**RECORDS SUPPLIED**:
------------------------------------------------------------

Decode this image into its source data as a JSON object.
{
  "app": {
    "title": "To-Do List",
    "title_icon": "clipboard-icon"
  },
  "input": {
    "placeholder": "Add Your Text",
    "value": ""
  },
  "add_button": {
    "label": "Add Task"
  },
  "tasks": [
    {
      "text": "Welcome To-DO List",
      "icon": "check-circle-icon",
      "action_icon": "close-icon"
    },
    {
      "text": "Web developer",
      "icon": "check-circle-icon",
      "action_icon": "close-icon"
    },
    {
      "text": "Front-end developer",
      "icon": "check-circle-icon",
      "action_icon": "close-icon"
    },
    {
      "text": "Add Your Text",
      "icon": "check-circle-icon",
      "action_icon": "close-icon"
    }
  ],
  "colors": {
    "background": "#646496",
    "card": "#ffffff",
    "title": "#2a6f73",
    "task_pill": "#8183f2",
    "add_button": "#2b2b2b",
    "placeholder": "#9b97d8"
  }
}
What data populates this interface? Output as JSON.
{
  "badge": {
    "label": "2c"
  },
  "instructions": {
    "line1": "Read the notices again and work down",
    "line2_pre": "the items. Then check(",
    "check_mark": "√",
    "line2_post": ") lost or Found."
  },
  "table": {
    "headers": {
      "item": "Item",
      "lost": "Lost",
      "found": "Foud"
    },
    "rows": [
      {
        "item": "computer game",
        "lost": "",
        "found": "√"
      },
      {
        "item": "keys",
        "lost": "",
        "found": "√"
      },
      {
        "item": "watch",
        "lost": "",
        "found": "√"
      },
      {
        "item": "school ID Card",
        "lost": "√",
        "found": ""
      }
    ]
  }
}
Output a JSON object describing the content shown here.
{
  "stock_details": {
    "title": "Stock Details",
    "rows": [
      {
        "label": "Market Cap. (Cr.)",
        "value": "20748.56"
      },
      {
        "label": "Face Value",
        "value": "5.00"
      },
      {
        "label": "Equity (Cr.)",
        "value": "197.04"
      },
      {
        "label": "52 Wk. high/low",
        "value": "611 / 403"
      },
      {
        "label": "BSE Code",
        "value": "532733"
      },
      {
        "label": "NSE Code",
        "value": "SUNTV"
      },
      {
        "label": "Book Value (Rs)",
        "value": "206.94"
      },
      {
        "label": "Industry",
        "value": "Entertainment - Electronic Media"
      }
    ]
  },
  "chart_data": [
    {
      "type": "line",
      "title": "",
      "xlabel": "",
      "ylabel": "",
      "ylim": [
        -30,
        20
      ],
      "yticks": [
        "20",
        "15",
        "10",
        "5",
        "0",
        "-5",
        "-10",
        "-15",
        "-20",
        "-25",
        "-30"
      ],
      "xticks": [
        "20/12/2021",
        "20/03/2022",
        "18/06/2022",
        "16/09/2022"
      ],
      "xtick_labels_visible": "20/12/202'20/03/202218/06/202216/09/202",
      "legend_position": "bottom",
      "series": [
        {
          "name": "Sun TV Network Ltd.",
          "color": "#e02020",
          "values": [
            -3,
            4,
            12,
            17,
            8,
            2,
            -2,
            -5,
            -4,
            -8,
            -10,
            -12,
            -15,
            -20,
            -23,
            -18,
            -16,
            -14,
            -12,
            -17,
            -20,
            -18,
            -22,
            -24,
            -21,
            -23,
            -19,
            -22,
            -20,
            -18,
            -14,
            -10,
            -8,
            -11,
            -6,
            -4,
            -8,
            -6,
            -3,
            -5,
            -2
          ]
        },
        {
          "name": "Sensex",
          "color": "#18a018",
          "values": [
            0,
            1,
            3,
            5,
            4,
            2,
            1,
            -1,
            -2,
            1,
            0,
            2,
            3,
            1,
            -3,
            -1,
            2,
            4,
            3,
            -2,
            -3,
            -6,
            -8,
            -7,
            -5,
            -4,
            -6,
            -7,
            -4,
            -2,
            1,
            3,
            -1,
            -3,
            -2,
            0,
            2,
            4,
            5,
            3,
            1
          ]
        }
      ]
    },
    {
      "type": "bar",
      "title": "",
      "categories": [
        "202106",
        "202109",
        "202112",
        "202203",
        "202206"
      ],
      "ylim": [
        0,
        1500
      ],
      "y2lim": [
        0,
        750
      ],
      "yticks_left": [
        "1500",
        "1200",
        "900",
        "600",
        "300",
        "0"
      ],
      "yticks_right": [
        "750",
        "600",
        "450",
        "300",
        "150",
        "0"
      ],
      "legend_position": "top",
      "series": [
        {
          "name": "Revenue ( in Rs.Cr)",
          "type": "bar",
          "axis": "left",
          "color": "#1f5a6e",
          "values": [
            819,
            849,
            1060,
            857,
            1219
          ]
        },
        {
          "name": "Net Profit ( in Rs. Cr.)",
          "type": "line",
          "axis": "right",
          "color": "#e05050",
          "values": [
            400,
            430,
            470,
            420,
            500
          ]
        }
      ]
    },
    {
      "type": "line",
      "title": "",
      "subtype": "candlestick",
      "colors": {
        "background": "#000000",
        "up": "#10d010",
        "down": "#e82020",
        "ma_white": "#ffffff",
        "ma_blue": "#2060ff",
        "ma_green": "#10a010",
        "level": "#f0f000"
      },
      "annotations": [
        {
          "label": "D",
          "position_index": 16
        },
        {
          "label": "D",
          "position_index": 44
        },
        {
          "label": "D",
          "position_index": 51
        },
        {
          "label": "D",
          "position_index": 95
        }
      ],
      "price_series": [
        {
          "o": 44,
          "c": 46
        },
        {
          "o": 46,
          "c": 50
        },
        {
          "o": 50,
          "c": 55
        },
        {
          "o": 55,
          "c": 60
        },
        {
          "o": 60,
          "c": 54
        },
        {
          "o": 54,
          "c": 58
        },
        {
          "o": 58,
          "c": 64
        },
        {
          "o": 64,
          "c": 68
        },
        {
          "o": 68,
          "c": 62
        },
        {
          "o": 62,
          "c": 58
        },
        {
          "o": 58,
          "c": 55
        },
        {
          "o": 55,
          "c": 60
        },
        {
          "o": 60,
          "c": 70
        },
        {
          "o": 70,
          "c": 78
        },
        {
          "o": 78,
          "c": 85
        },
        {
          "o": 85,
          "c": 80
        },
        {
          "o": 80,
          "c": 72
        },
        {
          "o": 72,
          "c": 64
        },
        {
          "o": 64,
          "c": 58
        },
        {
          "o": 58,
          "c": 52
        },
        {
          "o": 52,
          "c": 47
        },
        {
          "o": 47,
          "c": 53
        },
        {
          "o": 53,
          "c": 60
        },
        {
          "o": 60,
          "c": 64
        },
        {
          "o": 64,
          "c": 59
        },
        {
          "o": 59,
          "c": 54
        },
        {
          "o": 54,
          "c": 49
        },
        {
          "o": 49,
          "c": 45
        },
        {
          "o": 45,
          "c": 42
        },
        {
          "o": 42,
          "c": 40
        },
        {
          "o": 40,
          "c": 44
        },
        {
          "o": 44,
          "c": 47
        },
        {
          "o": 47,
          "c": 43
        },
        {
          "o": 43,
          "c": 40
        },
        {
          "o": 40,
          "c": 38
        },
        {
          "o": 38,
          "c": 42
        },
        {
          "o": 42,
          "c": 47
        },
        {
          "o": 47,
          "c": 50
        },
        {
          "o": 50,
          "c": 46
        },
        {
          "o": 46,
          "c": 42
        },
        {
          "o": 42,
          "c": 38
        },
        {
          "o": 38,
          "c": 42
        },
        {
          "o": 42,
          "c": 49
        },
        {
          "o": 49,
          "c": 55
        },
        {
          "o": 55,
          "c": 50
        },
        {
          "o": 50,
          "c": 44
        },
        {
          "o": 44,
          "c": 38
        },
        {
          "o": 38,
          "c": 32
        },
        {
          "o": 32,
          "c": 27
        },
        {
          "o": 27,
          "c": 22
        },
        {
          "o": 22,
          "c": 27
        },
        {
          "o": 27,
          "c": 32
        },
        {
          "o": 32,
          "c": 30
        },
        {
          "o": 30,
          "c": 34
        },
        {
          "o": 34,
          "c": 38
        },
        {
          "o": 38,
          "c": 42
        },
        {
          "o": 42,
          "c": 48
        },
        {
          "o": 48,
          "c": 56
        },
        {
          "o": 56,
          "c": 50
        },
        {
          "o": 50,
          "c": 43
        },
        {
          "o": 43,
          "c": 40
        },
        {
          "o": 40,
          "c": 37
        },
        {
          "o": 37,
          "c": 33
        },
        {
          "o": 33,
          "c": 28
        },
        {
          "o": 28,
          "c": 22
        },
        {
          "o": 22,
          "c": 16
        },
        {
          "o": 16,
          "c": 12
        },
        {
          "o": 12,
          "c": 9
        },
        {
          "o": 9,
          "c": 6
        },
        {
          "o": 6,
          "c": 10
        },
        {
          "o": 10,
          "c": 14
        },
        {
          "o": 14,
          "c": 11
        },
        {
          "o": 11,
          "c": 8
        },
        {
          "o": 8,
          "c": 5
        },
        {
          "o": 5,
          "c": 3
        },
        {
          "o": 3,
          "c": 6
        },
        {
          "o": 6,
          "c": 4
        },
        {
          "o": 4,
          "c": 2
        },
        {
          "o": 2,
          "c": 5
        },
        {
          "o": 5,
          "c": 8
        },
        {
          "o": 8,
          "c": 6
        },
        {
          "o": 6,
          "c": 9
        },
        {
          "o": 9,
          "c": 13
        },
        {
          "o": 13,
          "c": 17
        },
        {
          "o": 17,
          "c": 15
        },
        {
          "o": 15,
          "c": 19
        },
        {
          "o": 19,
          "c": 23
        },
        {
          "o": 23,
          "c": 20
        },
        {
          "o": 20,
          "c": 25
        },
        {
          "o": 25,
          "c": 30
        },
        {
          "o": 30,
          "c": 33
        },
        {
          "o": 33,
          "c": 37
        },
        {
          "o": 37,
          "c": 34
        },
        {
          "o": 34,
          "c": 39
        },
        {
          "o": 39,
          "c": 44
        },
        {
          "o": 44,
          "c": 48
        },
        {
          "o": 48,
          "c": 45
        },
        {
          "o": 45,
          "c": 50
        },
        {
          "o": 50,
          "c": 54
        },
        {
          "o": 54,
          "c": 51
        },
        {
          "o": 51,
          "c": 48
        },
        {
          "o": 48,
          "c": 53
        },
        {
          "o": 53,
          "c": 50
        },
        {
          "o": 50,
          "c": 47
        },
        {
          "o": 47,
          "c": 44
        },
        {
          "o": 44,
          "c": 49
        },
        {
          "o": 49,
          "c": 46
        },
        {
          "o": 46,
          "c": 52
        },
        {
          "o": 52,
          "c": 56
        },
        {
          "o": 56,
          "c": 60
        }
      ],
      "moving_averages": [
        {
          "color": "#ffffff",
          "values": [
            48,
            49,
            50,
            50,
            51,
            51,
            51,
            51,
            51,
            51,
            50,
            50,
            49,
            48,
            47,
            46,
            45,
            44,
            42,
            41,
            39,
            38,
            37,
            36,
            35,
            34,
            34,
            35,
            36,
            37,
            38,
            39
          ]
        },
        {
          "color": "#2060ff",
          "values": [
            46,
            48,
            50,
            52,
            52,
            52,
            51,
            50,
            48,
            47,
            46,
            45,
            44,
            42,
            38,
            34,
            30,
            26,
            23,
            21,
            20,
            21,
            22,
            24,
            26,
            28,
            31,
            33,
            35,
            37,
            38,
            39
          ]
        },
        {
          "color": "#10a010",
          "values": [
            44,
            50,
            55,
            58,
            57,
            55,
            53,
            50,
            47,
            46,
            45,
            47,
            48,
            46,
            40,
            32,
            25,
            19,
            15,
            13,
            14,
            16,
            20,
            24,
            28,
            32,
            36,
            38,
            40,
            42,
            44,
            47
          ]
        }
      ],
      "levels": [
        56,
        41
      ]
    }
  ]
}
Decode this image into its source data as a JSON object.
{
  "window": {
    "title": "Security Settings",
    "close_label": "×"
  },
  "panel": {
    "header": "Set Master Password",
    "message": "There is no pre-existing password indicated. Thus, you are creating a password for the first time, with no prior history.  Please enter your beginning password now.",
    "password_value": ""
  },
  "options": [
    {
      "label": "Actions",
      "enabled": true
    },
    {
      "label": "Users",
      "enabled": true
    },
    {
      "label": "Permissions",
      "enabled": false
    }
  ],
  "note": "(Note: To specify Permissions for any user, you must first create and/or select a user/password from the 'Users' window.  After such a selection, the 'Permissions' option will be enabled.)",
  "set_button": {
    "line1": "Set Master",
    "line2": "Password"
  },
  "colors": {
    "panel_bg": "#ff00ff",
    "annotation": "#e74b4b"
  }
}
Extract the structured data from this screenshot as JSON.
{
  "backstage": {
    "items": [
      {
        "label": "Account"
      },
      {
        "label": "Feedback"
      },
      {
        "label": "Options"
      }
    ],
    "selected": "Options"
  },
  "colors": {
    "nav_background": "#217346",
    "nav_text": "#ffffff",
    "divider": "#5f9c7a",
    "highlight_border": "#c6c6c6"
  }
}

------------------------------------------------------------

**WORK TO BE COMPLETED**:
Search the data above for lines holding "enabled" and copy each of them.

**REPLY**:
      "enabled": true
      "enabled": true
      "enabled": false
  "note": "(Note: To specify Permissions for any user, you must first create and/or select a user/password from the 'Users' window.  After such a selection, the 'Permissions' option will be enabled.)",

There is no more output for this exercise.